> [WHAT YOU ARE ASKED TO DO]: Are you able to quote each entry exactly as written?

(Data entries)

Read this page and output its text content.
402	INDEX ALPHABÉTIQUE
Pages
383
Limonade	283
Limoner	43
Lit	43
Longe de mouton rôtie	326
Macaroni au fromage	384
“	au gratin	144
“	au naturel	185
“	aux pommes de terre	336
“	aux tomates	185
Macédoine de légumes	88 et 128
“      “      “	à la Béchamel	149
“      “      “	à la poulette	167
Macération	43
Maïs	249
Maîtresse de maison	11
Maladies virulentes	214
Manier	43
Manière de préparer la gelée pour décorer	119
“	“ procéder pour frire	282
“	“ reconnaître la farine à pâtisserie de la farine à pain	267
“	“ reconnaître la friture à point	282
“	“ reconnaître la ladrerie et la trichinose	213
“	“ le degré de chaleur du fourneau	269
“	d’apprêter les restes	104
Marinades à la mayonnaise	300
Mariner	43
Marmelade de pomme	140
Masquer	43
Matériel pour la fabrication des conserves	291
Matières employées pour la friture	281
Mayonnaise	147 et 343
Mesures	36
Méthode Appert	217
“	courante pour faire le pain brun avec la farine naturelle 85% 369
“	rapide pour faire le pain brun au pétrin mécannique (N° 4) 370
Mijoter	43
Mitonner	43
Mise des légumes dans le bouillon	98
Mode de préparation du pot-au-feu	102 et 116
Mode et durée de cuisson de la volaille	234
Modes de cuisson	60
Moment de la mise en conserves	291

> [COMPLETE OUTPUT]:
Read this page and output its text content.
402	INDEX ALPHABÉTIQUE
Pages
383
Limonade	283
Limoner	43
Lit	43
Longe de mouton rôtie	326
Macaroni au fromage	384
“	au gratin	144
“	au naturel	185
“	aux pommes de terre	336
“	aux tomates	185
Macédoine de légumes	88 et 128
“      “      “	à la Béchamel	149
“      “      “	à la poulette	167
Macération	43
Maïs	249
Maîtresse de maison	11
Maladies virulentes	214
Manier	43
Manière de préparer la gelée pour décorer	119
“	“ procéder pour frire	282
“	“ reconnaître la farine à pâtisserie de la farine à pain	267
“	“ reconnaître la friture à point	282
“	“ reconnaître la ladrerie et la trichinose	213
“	“ le degré de chaleur du fourneau	269
“	d’apprêter les restes	104
Marinades à la mayonnaise	300
Mariner	43
Marmelade de pomme	140
Masquer	43
Matériel pour la fabrication des conserves	291
Matières employées pour la friture	281
Mayonnaise	147 et 343
Mesures	36
Méthode Appert	217
“	courante pour faire le pain brun avec la farine naturelle 85% 369
“	rapide pour faire le pain brun au pétrin mécannique (N° 4) 370
Mijoter	43
Mitonner	43
Mise des légumes dans le bouillon	98
Mode de préparation du pot-au-feu	102 et 116
Mode et durée de cuisson de la volaille	234
Modes de cuisson	60
Moment de la mise en conserves	291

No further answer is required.